Quoted text:
This is an action for damages under the Federal Employers' Liability Act, 45 U.S.C.A., Sections 51 et seq. Plaintiff, upon a jury trial, obtained a judgment for $10,000, and defendants appealed.
Error is assigned on the refusal of defendants' demurrer to the evidence at the close of the whole case, on given instructions given for plaintiff, and on an alleged excessive verdict.
July 1, 1935, defendants entered into a contract with Crane Byrd, whereby 42130 water pocket ties were to be driven into the roadbed at designated places between Archie in Cass County and Jasper in Jasper County. These ties were to be driven into the roadbed at the ends of the track ties and at places along the way called "water pockets." The purpose was to reinforce and strengthen the roadbed where menaced by water. Defendants were to furnish and to distribute the ties to the designated places. The ties were shipped from Louisiana and Arkansas. At a point near Boston, in Barton County, a surplus of 1427 ties were distributed. There was a shortage of these ties near Butler, in Bates County, and defendants moved the 1427 from near Boston to the vicinity of Butler, and they were there distributed and driven into the roadbed. Plaintiff was injured in the second of the several movements of these ties in getting them from the right of way near Boston to the places where used, and into the roadbed.

To be done:
Write the next part of the court opinion above on the railroad worker injured while the ties were being moved, starting right after its final sentence.

Information provided:
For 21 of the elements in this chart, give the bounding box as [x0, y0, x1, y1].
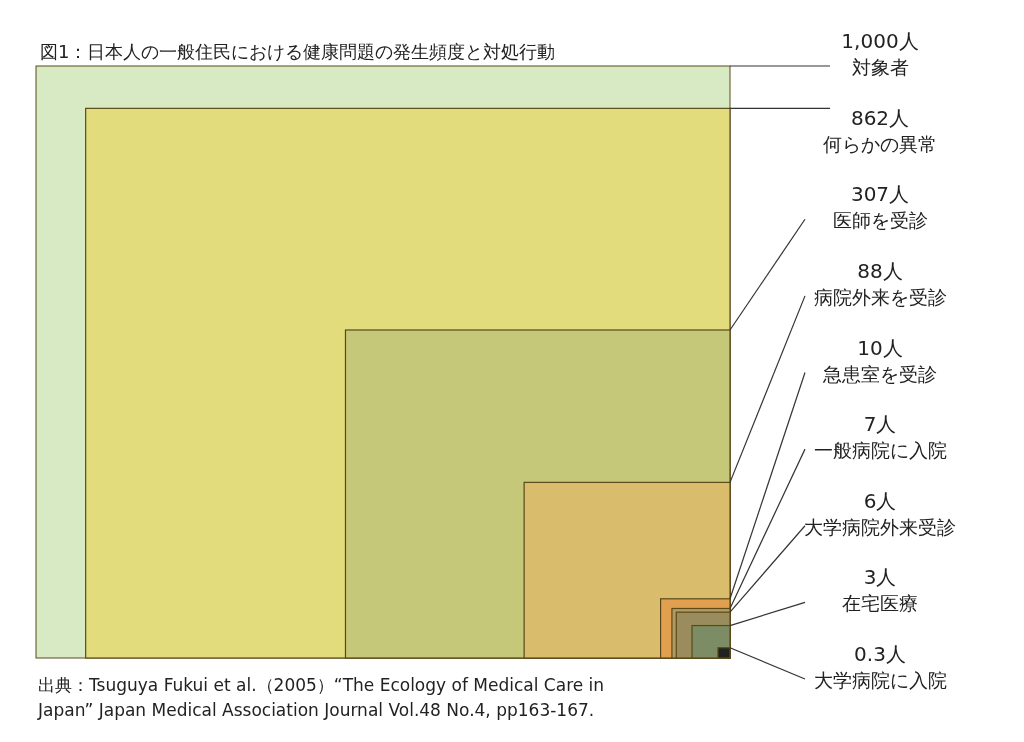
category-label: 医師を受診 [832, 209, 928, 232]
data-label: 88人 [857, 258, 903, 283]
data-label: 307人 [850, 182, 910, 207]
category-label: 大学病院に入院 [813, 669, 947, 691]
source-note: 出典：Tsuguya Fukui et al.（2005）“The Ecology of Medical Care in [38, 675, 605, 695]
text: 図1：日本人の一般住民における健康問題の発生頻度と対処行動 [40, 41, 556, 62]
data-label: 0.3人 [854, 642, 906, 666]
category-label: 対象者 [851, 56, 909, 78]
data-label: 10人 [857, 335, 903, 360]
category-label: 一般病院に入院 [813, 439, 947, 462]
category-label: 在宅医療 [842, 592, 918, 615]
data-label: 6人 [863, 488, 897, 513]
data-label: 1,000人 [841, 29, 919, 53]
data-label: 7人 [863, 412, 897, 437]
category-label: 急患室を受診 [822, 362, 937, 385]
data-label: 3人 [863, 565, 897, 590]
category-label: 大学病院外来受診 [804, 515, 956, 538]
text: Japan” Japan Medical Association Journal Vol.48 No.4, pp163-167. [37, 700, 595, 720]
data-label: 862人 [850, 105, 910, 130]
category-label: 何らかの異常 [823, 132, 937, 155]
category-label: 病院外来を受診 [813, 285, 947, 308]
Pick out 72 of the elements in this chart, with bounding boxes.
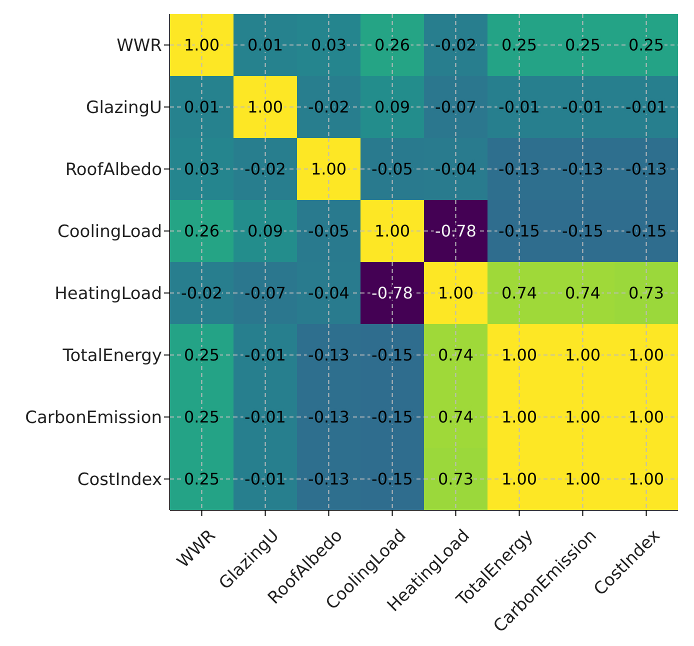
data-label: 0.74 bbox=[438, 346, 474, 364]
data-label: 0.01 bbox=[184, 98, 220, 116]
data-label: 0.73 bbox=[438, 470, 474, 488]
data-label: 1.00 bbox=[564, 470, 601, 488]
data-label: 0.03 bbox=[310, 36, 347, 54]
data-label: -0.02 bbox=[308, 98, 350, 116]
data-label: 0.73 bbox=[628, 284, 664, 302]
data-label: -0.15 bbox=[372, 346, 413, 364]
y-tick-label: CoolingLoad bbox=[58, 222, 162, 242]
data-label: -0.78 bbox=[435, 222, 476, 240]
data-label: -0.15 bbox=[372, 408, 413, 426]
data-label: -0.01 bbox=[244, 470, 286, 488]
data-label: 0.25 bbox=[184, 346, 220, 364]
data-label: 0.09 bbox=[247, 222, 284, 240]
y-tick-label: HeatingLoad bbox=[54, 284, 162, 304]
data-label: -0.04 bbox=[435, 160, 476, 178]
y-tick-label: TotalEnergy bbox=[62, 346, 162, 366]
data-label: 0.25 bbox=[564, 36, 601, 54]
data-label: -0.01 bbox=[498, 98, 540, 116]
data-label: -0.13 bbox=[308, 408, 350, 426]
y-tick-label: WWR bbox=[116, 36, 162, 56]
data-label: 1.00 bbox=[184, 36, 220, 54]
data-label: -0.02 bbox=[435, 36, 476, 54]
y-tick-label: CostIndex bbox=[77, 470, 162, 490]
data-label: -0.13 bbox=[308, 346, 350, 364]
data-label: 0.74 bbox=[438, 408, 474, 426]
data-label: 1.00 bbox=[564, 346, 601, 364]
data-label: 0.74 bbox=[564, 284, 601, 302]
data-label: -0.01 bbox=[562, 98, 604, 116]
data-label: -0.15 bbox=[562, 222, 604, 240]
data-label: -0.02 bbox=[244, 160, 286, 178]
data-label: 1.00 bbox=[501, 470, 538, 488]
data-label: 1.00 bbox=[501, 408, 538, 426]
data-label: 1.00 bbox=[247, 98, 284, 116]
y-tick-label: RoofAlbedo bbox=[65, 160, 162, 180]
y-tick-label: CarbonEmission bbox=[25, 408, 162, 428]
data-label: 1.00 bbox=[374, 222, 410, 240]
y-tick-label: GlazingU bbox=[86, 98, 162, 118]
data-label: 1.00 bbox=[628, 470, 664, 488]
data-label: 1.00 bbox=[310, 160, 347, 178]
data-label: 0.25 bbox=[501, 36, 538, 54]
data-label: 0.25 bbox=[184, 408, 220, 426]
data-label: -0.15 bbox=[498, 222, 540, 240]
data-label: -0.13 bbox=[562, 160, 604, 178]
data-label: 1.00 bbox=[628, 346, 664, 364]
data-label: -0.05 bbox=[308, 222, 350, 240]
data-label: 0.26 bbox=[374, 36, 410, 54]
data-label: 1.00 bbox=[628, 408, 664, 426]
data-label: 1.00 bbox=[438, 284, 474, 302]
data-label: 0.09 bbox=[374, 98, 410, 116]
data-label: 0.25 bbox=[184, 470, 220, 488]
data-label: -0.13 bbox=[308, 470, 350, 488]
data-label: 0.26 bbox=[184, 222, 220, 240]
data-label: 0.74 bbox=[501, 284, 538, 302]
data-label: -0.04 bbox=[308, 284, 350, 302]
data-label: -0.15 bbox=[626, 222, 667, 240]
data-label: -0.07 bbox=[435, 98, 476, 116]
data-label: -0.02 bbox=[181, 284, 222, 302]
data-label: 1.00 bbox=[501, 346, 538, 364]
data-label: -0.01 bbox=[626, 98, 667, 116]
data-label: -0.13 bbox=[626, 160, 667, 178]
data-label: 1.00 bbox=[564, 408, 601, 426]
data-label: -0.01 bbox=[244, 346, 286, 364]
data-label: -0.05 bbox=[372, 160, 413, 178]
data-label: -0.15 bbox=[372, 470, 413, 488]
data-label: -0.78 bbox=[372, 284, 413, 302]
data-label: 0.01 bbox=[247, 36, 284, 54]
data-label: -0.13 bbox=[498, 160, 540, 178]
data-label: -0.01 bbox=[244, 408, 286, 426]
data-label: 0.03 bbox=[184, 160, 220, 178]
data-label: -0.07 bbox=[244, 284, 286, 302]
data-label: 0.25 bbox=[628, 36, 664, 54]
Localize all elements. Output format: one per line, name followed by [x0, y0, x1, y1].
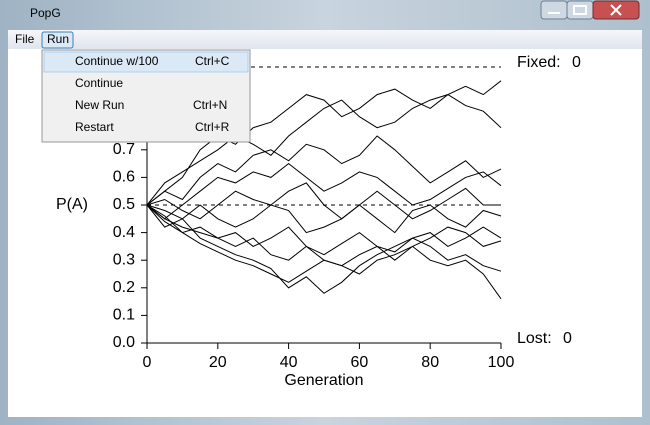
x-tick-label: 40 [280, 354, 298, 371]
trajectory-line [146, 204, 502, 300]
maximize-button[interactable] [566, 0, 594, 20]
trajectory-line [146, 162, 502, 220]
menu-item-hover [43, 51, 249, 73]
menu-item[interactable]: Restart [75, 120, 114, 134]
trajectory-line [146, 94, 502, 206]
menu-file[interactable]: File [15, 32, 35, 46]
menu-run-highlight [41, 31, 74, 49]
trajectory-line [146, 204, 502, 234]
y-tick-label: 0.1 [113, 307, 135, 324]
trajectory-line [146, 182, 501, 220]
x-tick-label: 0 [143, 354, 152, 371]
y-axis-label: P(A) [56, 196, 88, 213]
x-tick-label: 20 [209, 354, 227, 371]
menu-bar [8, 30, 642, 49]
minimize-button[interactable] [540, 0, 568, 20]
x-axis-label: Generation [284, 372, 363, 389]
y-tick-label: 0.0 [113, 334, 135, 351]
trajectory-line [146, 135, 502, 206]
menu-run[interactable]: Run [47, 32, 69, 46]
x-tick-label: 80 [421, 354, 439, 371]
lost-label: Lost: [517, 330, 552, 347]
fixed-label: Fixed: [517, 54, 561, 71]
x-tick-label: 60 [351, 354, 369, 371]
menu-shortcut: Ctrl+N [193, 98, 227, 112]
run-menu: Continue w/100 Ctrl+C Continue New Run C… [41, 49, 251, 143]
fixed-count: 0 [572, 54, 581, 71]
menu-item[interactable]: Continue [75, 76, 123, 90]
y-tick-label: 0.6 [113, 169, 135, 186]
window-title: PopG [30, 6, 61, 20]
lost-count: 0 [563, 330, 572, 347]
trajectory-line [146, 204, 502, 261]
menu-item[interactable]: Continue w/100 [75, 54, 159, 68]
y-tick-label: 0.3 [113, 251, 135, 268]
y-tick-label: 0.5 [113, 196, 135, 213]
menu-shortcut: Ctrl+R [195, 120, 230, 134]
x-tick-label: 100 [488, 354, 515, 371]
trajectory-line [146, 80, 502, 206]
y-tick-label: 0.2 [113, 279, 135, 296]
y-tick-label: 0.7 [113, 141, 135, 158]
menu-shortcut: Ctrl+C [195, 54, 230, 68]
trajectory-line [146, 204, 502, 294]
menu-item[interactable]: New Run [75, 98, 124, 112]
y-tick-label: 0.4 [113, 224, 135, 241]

Answer to the problem:
The 1427 ties made four carloads, and the cars, into which they were loaded, were set at Boston on September 13, 1935. The ties were picked up from the right of way by three section crews and transported to Boston by means of motorcars and what is called push cars. The ties were loaded crosswise on the push cars and about thirty ties made a load. The motorcars pulled the push cars. September 14, 1935, plaintiff, a member of a section crew, was engaged with others, in picking up these ties from the right of way and transporting them to Boston, to be there loaded for shipment to the places where they would be used. The crew, with which plaintiff was working, was going north into Boston with a load of ties on a push car which was pulled by a motorcar. All members and the foreman were riding on the motorcar. Plaintiff sat in front on the right side seat. Other members of the crew sat on the same seat and to his rear. The foreman sat in front on the left side seat, and had control of the car. They were traveling about twenty-five miles per hour and slightly downgrade when a tie fell from the push car, which caused the front wheels of both cars to jump the track. Plaintiff was thrown forward and in front of the motorcar, resulting in the injuries complained of.
Two carloads of the 1427 ties were loaded at Boston on September 14, 1935, day plaintiff was injured, and were moved by train to Nevada on September 16th. The other two carloads were loaded at Boston on September 18th, and were moved to Nevada on September 19th. On same day, the 19th, the four cars were moved to Butler and placed on a siding, and there remained until September 21st. On the last mentioned date, the four cars were picked up by a work train and were distributed to the places where they were to be used. September 24th, Crane Byrd, the contractors, began driving these ties into the roadbed, and by September 29th, had so used all these ties.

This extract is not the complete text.